-- begin Source records --
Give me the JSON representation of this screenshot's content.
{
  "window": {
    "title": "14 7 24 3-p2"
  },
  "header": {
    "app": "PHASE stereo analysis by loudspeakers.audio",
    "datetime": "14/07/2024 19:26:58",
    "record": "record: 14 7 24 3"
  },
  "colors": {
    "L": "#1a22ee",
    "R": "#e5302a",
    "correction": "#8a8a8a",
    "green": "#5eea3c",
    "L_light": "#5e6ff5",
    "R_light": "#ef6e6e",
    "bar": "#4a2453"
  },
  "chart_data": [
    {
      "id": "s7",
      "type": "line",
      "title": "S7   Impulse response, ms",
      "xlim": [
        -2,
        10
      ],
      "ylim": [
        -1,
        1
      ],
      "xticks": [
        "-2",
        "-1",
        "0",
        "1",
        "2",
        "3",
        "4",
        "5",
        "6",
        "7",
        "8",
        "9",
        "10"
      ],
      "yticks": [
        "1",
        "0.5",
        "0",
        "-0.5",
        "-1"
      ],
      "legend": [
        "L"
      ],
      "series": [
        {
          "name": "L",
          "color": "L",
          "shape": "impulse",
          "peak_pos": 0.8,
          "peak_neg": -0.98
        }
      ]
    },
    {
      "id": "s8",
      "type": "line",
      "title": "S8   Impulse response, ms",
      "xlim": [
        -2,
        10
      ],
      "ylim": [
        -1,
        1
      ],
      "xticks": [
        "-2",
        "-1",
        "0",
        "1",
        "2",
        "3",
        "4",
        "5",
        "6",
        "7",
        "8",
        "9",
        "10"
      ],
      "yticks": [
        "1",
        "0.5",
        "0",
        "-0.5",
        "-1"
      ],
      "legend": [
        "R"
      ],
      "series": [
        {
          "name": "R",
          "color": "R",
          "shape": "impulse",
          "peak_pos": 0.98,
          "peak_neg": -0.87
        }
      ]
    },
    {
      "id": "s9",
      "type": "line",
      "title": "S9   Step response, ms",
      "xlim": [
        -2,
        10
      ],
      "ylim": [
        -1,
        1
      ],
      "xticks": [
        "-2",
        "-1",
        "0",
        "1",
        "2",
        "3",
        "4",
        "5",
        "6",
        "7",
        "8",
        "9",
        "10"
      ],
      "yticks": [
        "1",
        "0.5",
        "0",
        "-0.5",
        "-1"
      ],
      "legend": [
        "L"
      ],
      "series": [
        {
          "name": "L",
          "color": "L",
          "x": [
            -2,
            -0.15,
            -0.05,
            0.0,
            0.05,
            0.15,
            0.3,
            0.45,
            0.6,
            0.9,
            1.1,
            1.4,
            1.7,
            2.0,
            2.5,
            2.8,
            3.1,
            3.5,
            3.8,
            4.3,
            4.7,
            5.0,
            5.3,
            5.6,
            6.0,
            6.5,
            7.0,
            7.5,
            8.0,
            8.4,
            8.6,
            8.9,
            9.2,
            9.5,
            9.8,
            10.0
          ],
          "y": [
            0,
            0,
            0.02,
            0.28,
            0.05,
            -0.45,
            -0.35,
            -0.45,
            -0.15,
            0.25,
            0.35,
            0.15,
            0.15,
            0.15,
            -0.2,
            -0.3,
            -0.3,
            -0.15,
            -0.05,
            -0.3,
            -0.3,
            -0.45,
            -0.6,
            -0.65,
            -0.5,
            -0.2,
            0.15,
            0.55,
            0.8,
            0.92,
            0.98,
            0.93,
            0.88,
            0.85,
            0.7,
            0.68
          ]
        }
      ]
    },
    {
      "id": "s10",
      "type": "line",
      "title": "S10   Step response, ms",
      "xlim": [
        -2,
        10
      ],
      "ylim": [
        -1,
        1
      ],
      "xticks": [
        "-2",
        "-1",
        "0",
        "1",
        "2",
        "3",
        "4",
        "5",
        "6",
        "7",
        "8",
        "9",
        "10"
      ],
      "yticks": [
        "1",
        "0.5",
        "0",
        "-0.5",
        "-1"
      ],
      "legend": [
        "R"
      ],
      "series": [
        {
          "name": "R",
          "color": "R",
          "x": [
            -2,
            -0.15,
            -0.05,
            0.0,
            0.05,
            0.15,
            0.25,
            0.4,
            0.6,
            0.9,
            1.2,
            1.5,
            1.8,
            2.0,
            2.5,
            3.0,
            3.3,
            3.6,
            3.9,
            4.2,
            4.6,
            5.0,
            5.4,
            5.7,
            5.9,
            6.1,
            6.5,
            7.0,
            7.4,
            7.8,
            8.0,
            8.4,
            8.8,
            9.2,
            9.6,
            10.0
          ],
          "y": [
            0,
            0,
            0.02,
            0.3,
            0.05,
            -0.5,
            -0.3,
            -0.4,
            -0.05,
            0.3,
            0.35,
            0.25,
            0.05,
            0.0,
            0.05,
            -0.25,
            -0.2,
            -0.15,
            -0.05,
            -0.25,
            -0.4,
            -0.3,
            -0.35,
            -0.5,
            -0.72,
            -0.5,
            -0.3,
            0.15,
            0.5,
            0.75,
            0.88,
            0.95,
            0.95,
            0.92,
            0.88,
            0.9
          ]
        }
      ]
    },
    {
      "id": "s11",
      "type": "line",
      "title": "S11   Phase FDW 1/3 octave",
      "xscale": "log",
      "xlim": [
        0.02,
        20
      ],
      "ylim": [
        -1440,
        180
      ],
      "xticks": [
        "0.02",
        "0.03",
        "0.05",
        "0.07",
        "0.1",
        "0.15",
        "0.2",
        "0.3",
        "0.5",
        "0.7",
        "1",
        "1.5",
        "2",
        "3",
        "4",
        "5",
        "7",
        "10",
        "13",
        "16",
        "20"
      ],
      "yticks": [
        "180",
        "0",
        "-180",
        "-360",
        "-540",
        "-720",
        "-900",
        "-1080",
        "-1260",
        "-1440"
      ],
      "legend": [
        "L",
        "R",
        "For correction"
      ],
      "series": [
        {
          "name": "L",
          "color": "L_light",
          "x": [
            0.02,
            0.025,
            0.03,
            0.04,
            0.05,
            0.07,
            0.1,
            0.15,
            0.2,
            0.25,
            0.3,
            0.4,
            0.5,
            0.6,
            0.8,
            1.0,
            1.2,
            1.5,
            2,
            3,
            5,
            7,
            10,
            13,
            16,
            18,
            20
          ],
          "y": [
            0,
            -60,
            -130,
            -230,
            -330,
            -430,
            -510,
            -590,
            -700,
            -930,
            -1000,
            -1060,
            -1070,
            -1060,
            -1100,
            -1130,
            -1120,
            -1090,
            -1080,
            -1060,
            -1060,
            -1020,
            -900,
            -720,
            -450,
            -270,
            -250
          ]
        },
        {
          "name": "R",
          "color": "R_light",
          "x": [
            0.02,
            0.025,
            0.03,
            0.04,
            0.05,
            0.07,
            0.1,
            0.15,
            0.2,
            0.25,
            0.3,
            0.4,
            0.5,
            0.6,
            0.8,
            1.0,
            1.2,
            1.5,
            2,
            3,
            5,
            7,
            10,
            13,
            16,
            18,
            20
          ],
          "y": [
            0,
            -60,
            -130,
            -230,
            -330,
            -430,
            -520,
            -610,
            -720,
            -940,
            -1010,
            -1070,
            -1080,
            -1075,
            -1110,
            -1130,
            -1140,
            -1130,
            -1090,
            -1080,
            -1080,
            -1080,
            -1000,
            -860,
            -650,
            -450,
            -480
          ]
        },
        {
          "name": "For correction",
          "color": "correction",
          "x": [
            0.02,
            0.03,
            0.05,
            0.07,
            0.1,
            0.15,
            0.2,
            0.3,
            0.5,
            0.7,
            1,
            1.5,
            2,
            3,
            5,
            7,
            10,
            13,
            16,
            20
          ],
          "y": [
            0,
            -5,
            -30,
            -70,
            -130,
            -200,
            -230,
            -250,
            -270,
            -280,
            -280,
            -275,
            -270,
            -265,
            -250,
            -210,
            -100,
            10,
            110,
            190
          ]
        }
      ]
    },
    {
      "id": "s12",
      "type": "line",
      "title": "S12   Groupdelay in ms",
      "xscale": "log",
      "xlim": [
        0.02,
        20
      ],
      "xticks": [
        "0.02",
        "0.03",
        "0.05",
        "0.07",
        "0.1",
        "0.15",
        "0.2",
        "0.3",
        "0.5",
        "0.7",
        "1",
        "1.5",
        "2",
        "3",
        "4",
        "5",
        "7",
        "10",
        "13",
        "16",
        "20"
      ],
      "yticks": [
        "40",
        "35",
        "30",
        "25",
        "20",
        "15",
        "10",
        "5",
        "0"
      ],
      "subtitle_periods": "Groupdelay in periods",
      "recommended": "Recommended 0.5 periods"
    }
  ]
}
-- end Source records --
Written problem:
Scan the listing above. Collect all lines with the word "Groupdelay".

Solution for this task:
      "title": "S12   Groupdelay in ms",
      "subtitle_periods": "Groupdelay in periods",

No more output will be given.